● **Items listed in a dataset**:
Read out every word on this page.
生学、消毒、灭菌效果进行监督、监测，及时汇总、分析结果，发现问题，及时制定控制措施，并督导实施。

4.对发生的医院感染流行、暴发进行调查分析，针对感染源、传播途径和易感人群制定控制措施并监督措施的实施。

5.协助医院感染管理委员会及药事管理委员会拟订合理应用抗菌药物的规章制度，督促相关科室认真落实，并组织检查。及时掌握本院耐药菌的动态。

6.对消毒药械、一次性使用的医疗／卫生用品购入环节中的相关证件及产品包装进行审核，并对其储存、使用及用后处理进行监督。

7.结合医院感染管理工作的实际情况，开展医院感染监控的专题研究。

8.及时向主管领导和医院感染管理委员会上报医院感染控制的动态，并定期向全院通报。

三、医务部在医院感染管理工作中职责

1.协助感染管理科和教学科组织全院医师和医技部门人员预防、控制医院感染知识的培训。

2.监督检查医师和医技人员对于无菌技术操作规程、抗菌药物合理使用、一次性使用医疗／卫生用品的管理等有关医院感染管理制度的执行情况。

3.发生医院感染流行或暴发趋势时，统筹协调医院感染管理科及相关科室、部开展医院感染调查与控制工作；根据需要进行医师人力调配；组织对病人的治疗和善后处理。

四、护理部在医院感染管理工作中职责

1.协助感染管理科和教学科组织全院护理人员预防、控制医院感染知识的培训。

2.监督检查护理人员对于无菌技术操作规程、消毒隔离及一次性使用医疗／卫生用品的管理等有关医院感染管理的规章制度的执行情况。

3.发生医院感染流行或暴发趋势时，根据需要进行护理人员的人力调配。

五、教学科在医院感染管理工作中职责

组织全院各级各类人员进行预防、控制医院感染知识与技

● **TO BE DONE**:
Report only the number of lines that hold the word "发生医院感染流行或暴发趋势时".

● **THE OUTPUT**:
2